REQUIRED TASK
Take the line containing "Enumerate this screenshot's" through the last line of the data and retype those lines exactly. Pictures do not belong in the copy.

TASK DATA
________________

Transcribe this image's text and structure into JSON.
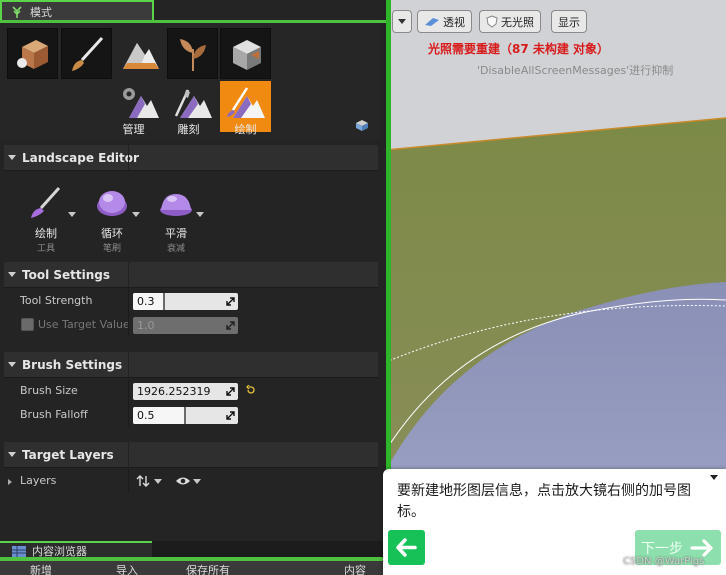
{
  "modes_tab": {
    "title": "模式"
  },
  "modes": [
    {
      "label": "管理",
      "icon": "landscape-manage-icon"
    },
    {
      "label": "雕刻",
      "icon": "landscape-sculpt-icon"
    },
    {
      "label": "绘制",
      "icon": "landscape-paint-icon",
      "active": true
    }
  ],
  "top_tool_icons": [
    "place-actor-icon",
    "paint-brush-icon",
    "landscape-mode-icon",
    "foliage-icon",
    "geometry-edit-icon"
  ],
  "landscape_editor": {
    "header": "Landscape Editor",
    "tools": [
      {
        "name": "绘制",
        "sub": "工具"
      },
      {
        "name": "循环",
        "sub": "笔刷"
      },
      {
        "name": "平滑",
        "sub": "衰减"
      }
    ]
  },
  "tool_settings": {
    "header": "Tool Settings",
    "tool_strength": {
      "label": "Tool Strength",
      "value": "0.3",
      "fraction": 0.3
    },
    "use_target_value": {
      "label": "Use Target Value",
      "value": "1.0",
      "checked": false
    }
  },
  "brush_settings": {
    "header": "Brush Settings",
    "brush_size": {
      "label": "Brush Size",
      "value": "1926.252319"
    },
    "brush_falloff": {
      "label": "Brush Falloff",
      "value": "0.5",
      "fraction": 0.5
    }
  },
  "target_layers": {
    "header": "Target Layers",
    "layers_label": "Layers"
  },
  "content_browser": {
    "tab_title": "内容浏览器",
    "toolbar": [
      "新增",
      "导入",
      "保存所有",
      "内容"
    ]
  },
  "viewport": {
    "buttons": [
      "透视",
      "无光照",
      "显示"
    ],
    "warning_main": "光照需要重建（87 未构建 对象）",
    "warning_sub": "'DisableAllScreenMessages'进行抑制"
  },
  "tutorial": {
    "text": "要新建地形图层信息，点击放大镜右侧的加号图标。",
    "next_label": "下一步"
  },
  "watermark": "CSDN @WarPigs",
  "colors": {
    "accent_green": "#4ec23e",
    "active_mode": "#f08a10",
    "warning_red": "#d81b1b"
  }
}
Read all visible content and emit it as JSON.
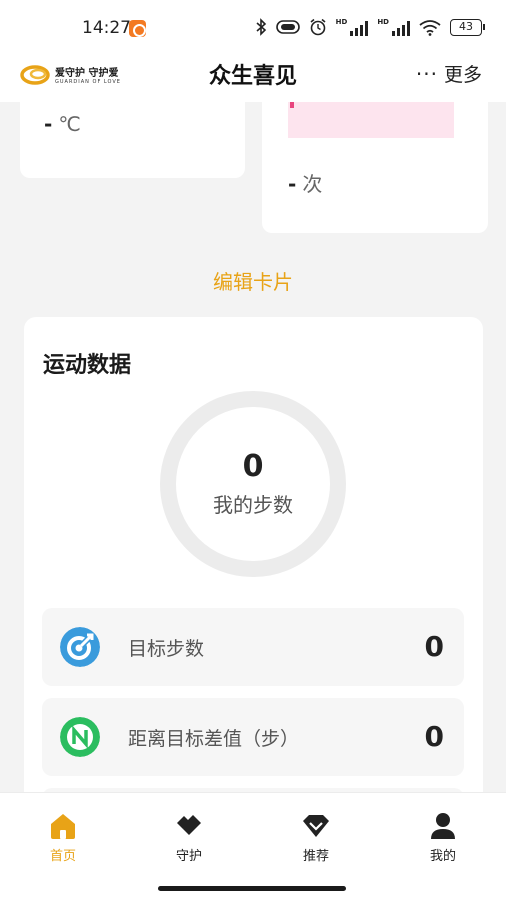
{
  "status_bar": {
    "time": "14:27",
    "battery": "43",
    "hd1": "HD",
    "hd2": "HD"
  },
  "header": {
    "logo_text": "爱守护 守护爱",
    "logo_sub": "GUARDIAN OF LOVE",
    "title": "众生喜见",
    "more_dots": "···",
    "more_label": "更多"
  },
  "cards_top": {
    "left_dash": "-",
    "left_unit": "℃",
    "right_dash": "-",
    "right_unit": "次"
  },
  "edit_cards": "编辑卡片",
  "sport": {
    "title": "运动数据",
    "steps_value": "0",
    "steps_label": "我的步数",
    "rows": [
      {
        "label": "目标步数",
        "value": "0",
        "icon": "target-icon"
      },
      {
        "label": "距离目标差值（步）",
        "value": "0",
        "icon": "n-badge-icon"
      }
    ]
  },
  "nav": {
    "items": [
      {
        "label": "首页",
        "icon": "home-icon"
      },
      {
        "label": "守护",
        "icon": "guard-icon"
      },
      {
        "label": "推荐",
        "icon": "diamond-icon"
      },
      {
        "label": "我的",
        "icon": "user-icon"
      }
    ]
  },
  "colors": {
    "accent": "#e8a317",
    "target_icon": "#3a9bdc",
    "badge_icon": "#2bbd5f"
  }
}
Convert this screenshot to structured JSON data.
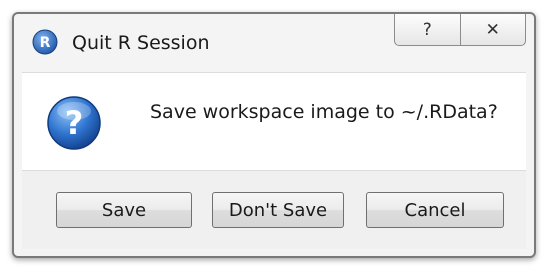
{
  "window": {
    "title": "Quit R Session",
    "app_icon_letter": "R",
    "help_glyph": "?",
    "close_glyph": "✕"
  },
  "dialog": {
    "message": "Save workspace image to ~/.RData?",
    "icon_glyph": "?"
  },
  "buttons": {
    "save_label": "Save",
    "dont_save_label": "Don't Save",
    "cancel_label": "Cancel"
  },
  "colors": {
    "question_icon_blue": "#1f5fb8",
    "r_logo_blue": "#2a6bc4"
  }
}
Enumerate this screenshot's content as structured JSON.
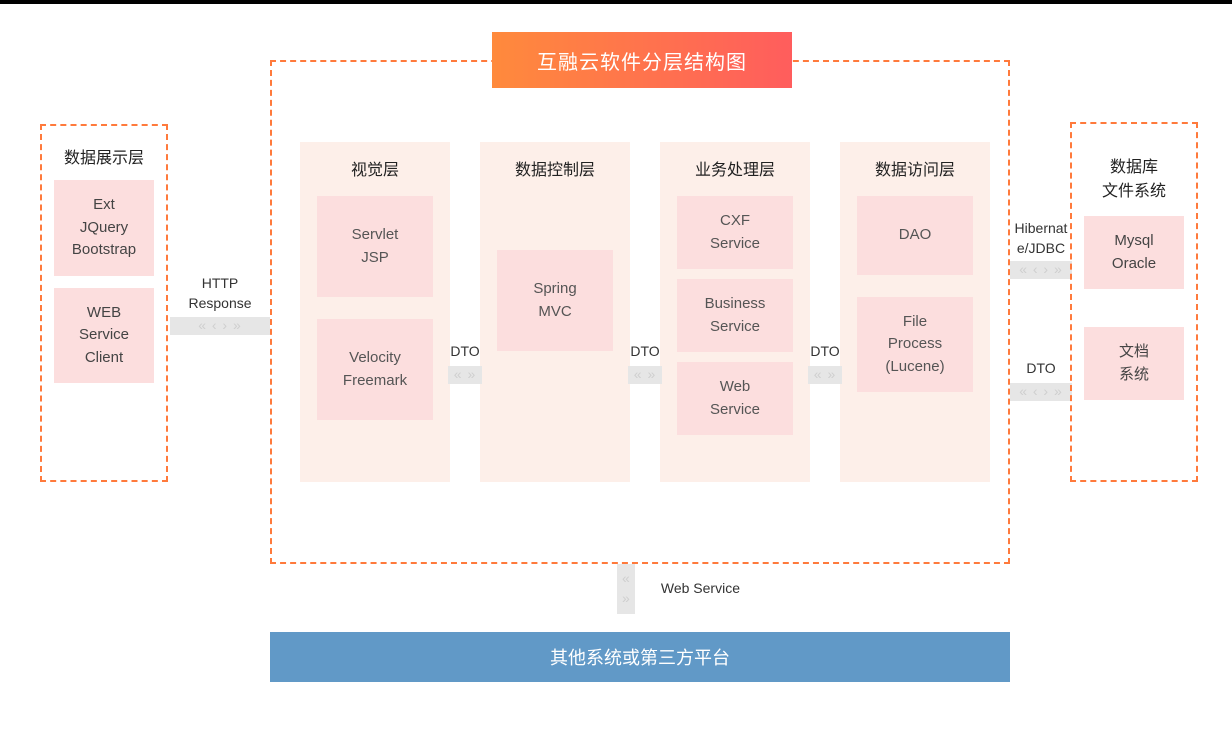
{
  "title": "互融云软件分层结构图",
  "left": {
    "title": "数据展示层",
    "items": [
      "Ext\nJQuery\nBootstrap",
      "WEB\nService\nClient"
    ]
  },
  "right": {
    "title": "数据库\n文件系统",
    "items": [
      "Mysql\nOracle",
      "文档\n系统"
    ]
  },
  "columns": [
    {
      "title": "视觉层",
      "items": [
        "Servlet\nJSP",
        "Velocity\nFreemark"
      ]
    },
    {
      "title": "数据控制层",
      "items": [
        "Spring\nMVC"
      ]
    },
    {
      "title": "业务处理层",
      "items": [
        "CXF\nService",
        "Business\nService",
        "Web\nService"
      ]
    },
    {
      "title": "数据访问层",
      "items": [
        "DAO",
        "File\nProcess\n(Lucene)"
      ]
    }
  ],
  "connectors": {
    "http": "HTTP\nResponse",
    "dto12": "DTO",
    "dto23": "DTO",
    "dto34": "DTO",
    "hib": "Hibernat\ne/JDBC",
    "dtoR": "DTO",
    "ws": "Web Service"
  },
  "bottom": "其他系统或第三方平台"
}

________________

SOLUTION TO THIS PROBLEM
Enumerate this screenshot's content as structured JSON.
{
  "title": "互融云软件分层结构图",
  "left": {
    "title": "数据展示层",
    "items": [
      "Ext\nJQuery\nBootstrap",
      "WEB\nService\nClient"
    ]
  },
  "right": {
    "title": "数据库\n文件系统",
    "items": [
      "Mysql\nOracle",
      "文档\n系统"
    ]
  },
  "columns": [
    {
      "title": "视觉层",
      "items": [
        "Servlet\nJSP",
        "Velocity\nFreemark"
      ]
    },
    {
      "title": "数据控制层",
      "items": [
        "Spring\nMVC"
      ]
    },
    {
      "title": "业务处理层",
      "items": [
        "CXF\nService",
        "Business\nService",
        "Web\nService"
      ]
    },
    {
      "title": "数据访问层",
      "items": [
        "DAO",
        "File\nProcess\n(Lucene)"
      ]
    }
  ],
  "connectors": {
    "http": "HTTP\nResponse",
    "dto12": "DTO",
    "dto23": "DTO",
    "dto34": "DTO",
    "hib": "Hibernat\ne/JDBC",
    "dtoR": "DTO",
    "ws": "Web Service"
  },
  "bottom": "其他系统或第三方平台"
}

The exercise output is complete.